* WRITTEN TASK
Find the number of lines containing the string "Usuário" in the data. Answer with the number by itself.

*****

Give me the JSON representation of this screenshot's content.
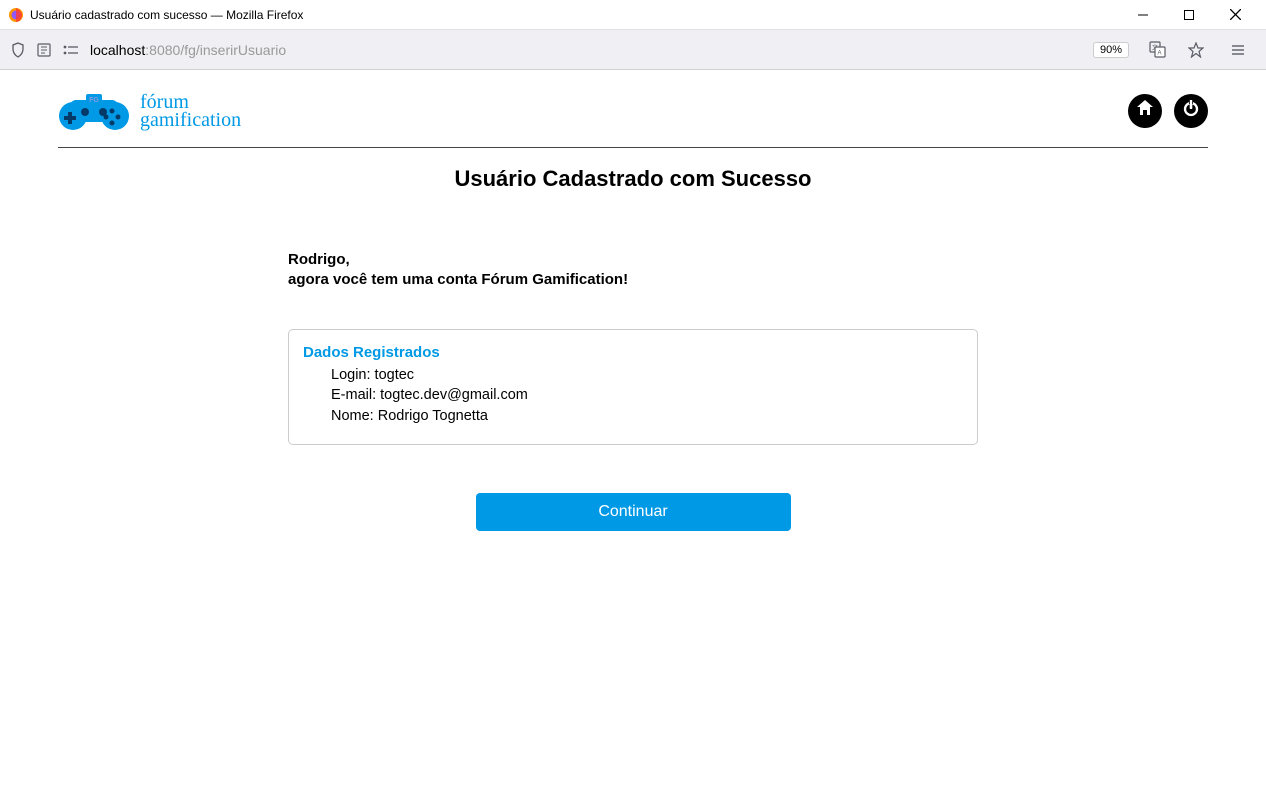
{
  "window": {
    "title": "Usuário cadastrado com sucesso — Mozilla Firefox"
  },
  "addressbar": {
    "url_prefix": "localhost",
    "url_port": ":8080",
    "url_path": "/fg/inserirUsuario",
    "zoom": "90%"
  },
  "logo": {
    "line1": "fórum",
    "line2": "gamification"
  },
  "page": {
    "title": "Usuário Cadastrado com Sucesso",
    "greeting_name": "Rodrigo,",
    "greeting_line2": "agora você tem uma conta Fórum Gamification!",
    "box_title": "Dados Registrados",
    "login_label": "Login: ",
    "login_value": "togtec",
    "email_label": "E-mail: ",
    "email_value": "togtec.dev@gmail.com",
    "nome_label": "Nome: ",
    "nome_value": "Rodrigo Tognetta",
    "continue_label": "Continuar"
  }
}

*****

* EXERCISE RESULT
2